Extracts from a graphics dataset
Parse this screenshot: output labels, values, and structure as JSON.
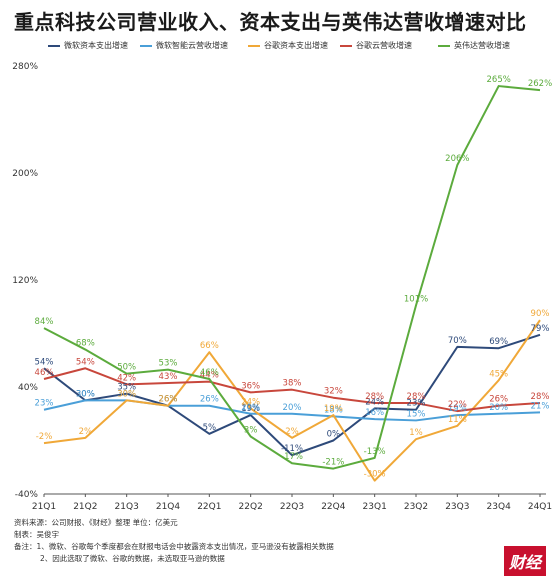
{
  "header": {
    "title": "重点科技公司营业收入、资本支出与英伟达营收增速对比"
  },
  "chart_data": {
    "type": "line",
    "categories": [
      "21Q1",
      "21Q2",
      "21Q3",
      "21Q4",
      "22Q1",
      "22Q2",
      "22Q3",
      "22Q4",
      "23Q1",
      "23Q2",
      "23Q3",
      "23Q4",
      "24Q1"
    ],
    "ylim": [
      -40,
      280
    ],
    "yticks": [
      -40,
      40,
      120,
      200,
      280
    ],
    "ytick_labels": [
      "-40%",
      "40%",
      "120%",
      "200%",
      "280%"
    ],
    "grid": false,
    "legend_position": "top",
    "series": [
      {
        "name": "微软资本支出增速",
        "color": "#2e4a7a",
        "values": [
          54,
          30,
          35,
          26,
          5,
          19,
          -11,
          0,
          24,
          23,
          70,
          69,
          79
        ],
        "labels": [
          "54%",
          "30%",
          "35%",
          "26%",
          "5%",
          "19%",
          "-11%",
          "0%",
          "24%",
          "23%",
          "70%",
          "69%",
          "79%"
        ]
      },
      {
        "name": "微软智能云营收增速",
        "color": "#4a9fd8",
        "values": [
          23,
          30,
          30,
          26,
          26,
          20,
          20,
          18,
          16,
          15,
          19,
          20,
          21
        ],
        "labels": [
          "23%",
          "30%",
          "30%",
          "26%",
          "26%",
          "20%",
          "20%",
          "18%",
          "16%",
          "15%",
          "19%",
          "20%",
          "21%"
        ]
      },
      {
        "name": "谷歌资本支出增速",
        "color": "#f0a838",
        "values": [
          -2,
          2,
          30,
          26,
          66,
          24,
          2,
          19,
          -30,
          1,
          11,
          45,
          90
        ],
        "labels": [
          "-2%",
          "2%",
          "30%",
          "26%",
          "66%",
          "24%",
          "2%",
          "19%",
          "-30%",
          "1%",
          "11%",
          "45%",
          "90%"
        ]
      },
      {
        "name": "谷歌云营收增速",
        "color": "#c8473c",
        "values": [
          46,
          54,
          42,
          43,
          44,
          36,
          38,
          32,
          28,
          28,
          22,
          26,
          28
        ],
        "labels": [
          "46%",
          "54%",
          "42%",
          "43%",
          "44%",
          "36%",
          "38%",
          "32%",
          "28%",
          "28%",
          "22%",
          "26%",
          "28%"
        ]
      },
      {
        "name": "英伟达营收增速",
        "color": "#5cab3d",
        "values": [
          84,
          68,
          50,
          53,
          46,
          3,
          -17,
          -21,
          -13,
          101,
          206,
          265,
          262
        ],
        "labels": [
          "84%",
          "68%",
          "50%",
          "53%",
          "46%",
          "3%",
          "-17%",
          "-21%",
          "-13%",
          "101%",
          "206%",
          "265%",
          "262%"
        ]
      }
    ]
  },
  "footer": {
    "source": "资料来源：公司财报、《财经》整理        单位：亿美元",
    "author": "制表：吴俊宇",
    "note1": "备注：1、微软、谷歌每个季度都会在财报电话会中披露资本支出情况，亚马逊没有披露相关数据",
    "note2": "2、因此选取了微软、谷歌的数据，未选取亚马逊的数据"
  },
  "logo": {
    "text": "财经"
  }
}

- **Given instruction**
Only lines that contain the word "color" are wanted; copy each of them.

- **Exercise response**
        "color": "#2e4a7a",
        "color": "#4a9fd8",
        "color": "#f0a838",
        "color": "#c8473c",
        "color": "#5cab3d",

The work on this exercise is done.